Find the word "target" in the material below and gather every line that contains it.

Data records
* start *
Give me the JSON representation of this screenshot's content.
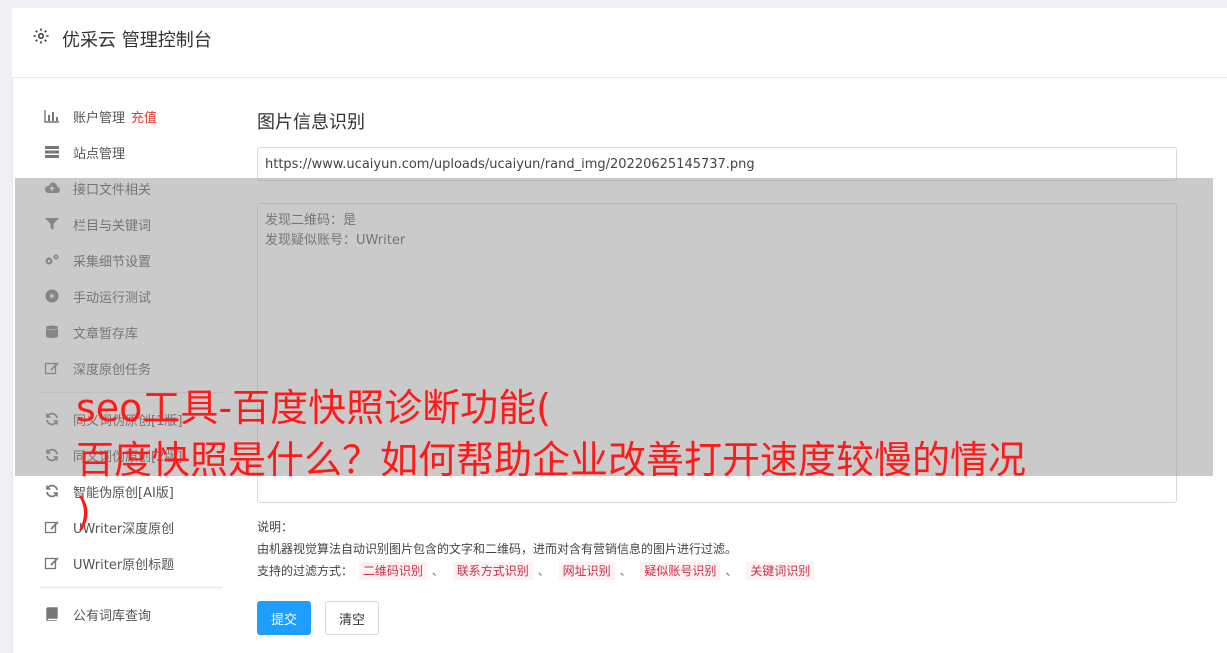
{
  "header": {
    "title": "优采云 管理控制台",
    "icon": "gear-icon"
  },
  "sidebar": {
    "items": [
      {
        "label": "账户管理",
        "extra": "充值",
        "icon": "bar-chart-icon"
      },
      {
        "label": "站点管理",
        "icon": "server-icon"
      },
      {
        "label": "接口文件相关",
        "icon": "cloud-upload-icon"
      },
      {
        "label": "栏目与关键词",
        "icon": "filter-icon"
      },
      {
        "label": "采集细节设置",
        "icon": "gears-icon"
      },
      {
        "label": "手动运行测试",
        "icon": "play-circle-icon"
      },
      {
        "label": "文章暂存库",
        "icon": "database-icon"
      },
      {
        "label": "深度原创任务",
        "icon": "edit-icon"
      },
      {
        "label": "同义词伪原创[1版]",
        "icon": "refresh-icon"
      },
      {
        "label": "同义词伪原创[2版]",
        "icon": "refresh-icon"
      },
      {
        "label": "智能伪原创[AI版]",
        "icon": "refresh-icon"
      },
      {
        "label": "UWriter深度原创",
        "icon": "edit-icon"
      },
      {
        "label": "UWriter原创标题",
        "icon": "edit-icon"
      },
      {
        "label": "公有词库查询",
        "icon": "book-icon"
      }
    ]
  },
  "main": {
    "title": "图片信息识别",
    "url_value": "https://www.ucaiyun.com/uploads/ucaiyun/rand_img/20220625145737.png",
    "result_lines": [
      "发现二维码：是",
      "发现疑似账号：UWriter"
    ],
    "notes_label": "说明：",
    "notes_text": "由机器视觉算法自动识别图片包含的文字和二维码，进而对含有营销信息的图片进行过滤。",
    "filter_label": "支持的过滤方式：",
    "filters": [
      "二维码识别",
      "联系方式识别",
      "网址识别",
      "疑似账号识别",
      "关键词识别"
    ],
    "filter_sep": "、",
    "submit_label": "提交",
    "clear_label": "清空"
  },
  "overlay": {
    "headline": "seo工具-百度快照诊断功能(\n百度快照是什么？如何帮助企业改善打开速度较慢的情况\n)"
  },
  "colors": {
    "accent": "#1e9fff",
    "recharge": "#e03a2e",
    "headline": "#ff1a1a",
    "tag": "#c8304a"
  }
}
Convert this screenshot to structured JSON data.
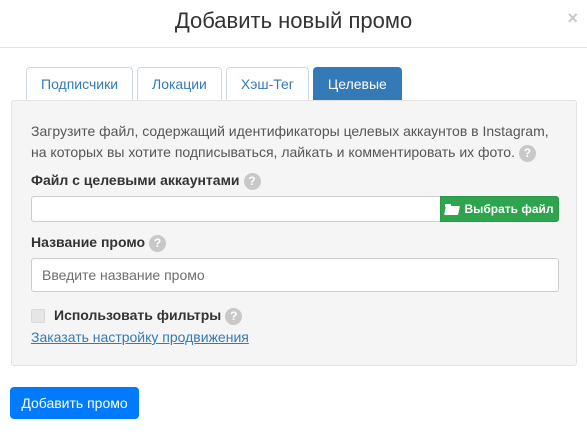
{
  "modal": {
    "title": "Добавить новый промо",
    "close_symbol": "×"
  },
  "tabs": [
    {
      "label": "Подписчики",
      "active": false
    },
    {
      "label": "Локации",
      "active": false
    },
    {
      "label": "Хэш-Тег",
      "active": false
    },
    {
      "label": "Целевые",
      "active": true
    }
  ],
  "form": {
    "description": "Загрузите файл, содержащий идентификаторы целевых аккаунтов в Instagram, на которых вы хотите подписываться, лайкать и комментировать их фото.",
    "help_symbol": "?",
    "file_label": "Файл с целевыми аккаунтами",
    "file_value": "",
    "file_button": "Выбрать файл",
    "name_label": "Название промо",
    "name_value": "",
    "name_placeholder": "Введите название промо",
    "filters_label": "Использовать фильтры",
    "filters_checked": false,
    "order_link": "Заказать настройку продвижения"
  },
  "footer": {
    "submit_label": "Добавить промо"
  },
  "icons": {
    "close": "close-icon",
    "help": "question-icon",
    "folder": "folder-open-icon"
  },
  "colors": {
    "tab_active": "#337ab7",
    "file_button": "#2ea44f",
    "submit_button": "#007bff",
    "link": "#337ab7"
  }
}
* end *
* start *
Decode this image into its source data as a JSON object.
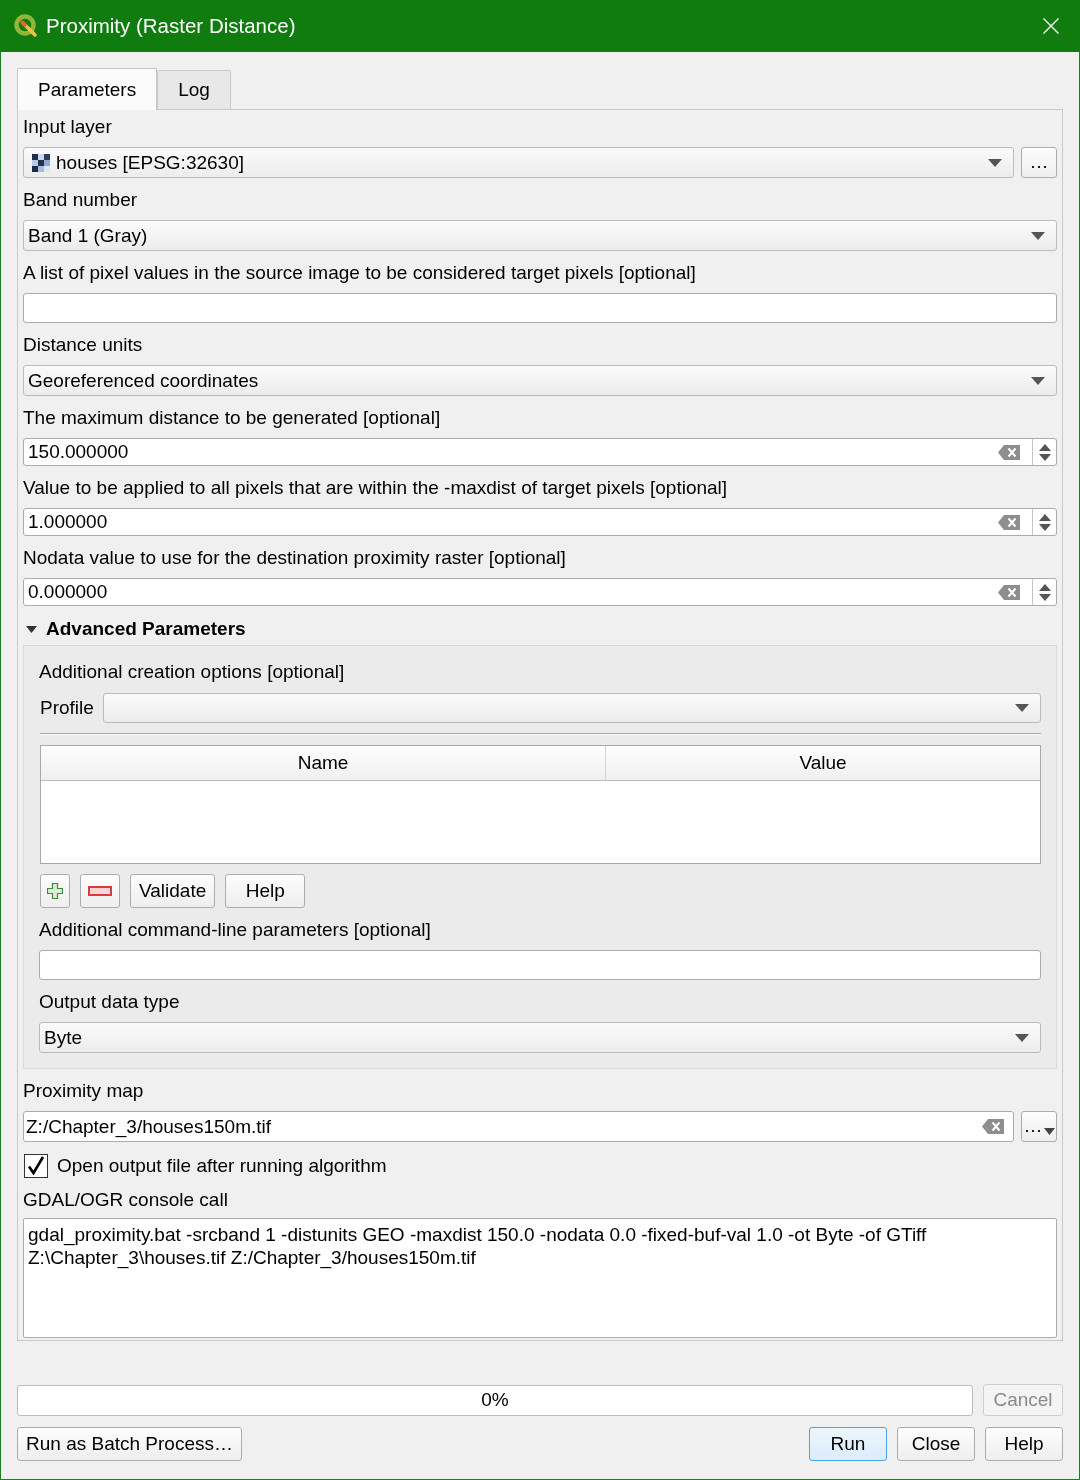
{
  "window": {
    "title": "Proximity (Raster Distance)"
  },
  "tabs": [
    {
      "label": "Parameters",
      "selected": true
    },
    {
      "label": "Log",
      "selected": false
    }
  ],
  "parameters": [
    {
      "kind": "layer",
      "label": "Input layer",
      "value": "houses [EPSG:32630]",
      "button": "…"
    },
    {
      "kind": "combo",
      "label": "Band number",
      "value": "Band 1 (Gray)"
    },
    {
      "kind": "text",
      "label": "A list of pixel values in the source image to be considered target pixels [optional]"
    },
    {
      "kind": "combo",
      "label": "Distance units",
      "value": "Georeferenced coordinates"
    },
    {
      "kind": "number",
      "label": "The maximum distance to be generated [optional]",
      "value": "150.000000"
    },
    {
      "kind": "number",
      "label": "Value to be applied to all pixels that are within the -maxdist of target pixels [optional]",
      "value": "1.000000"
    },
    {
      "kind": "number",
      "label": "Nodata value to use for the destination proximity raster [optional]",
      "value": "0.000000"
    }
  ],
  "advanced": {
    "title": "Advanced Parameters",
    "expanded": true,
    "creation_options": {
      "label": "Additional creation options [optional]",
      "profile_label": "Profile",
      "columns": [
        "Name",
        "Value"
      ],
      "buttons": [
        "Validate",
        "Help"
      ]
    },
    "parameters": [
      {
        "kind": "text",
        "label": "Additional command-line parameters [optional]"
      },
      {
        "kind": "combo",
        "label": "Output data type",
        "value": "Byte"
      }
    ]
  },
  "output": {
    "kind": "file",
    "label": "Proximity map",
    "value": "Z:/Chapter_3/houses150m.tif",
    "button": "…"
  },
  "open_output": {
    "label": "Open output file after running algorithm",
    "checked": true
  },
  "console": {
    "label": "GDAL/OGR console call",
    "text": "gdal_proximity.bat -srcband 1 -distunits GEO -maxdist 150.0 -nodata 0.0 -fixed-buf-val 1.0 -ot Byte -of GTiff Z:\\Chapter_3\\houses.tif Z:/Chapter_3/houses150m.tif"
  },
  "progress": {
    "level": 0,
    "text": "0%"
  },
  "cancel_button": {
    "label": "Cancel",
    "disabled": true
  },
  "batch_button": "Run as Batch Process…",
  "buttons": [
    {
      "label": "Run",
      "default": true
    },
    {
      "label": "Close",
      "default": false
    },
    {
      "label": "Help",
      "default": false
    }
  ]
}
* end *
-- THE REPLY --
      "label": "A list of pixel values in the source image to be considered target pixels [optional]"
      "label": "Value to be applied to all pixels that are within the -maxdist of target pixels [optional]",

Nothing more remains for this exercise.